──────── Information provided

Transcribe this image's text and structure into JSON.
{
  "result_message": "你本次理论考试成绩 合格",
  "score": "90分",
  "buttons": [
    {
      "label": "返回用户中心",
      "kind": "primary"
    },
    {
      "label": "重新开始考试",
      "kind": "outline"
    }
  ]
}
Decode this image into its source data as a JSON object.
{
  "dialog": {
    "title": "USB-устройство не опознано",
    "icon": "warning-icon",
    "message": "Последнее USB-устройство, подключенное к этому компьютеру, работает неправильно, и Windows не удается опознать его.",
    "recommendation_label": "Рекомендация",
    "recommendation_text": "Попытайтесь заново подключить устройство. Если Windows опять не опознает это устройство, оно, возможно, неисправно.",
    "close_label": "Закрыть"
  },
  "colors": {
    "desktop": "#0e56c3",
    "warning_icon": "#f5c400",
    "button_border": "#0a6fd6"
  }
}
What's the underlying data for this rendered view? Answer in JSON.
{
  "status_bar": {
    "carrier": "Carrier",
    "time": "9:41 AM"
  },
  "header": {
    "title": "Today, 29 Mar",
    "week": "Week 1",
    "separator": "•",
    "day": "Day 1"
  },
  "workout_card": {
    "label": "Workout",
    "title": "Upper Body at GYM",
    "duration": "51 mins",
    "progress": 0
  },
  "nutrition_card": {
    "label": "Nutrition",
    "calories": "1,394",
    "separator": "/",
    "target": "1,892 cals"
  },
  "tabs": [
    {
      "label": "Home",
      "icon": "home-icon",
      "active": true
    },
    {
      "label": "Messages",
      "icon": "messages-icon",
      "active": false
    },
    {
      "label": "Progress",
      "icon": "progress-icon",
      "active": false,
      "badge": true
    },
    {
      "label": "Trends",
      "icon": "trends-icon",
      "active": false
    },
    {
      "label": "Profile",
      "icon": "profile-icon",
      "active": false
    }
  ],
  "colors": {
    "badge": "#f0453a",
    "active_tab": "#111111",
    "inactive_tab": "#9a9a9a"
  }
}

────────────────

• Exercise description
The records above should be duplicated in full, exactly as given.

• Output below
Transcribe this image's text and structure into JSON.
{
  "result_message": "你本次理论考试成绩 合格",
  "score": "90分",
  "buttons": [
    {
      "label": "返回用户中心",
      "kind": "primary"
    },
    {
      "label": "重新开始考试",
      "kind": "outline"
    }
  ]
}
Decode this image into its source data as a JSON object.
{
  "dialog": {
    "title": "USB-устройство не опознано",
    "icon": "warning-icon",
    "message": "Последнее USB-устройство, подключенное к этому компьютеру, работает неправильно, и Windows не удается опознать его.",
    "recommendation_label": "Рекомендация",
    "recommendation_text": "Попытайтесь заново подключить устройство. Если Windows опять не опознает это устройство, оно, возможно, неисправно.",
    "close_label": "Закрыть"
  },
  "colors": {
    "desktop": "#0e56c3",
    "warning_icon": "#f5c400",
    "button_border": "#0a6fd6"
  }
}
What's the underlying data for this rendered view? Answer in JSON.
{
  "status_bar": {
    "carrier": "Carrier",
    "time": "9:41 AM"
  },
  "header": {
    "title": "Today, 29 Mar",
    "week": "Week 1",
    "separator": "•",
    "day": "Day 1"
  },
  "workout_card": {
    "label": "Workout",
    "title": "Upper Body at GYM",
    "duration": "51 mins",
    "progress": 0
  },
  "nutrition_card": {
    "label": "Nutrition",
    "calories": "1,394",
    "separator": "/",
    "target": "1,892 cals"
  },
  "tabs": [
    {
      "label": "Home",
      "icon": "home-icon",
      "active": true
    },
    {
      "label": "Messages",
      "icon": "messages-icon",
      "active": false
    },
    {
      "label": "Progress",
      "icon": "progress-icon",
      "active": false,
      "badge": true
    },
    {
      "label": "Trends",
      "icon": "trends-icon",
      "active": false
    },
    {
      "label": "Profile",
      "icon": "profile-icon",
      "active": false
    }
  ],
  "colors": {
    "badge": "#f0453a",
    "active_tab": "#111111",
    "inactive_tab": "#9a9a9a"
  }
}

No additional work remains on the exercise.